Locate every line in the records below that holds the word "美丽中国" and return each one.
○ ○ ○ ○
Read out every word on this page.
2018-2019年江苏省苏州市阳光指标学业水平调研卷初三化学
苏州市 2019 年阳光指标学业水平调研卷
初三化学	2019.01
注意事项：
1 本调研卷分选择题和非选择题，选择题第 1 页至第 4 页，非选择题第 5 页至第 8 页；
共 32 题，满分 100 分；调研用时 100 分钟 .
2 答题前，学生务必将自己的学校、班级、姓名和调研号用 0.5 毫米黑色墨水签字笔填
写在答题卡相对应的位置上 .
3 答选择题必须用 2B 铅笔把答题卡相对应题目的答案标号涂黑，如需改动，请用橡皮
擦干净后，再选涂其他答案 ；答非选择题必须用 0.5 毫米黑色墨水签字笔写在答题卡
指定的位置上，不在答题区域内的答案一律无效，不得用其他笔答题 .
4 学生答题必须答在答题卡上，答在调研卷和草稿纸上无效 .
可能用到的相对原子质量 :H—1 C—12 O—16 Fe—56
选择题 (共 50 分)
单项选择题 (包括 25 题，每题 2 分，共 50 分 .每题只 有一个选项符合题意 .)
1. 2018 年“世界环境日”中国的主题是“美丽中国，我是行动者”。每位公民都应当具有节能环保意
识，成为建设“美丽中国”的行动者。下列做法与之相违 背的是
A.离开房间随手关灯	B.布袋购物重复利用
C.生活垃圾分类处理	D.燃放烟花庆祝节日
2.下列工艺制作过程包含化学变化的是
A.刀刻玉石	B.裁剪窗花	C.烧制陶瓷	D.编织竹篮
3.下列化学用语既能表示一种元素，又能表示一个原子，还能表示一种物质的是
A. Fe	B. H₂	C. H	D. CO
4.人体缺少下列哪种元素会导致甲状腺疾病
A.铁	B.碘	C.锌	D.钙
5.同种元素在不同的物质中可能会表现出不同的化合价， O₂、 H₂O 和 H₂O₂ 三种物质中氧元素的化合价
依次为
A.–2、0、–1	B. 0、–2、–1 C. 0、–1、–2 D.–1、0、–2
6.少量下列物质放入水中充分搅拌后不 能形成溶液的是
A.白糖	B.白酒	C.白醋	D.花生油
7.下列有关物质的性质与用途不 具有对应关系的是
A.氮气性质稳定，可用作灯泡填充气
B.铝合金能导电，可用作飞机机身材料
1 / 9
○ ○ ○ ○
▶ [SOLUTION]:
1. 2018 年“世界环境日”中国的主题是“美丽中国，我是行动者”。每位公民都应当具有节能环保意
识，成为建设“美丽中国”的行动者。下列做法与之相违 背的是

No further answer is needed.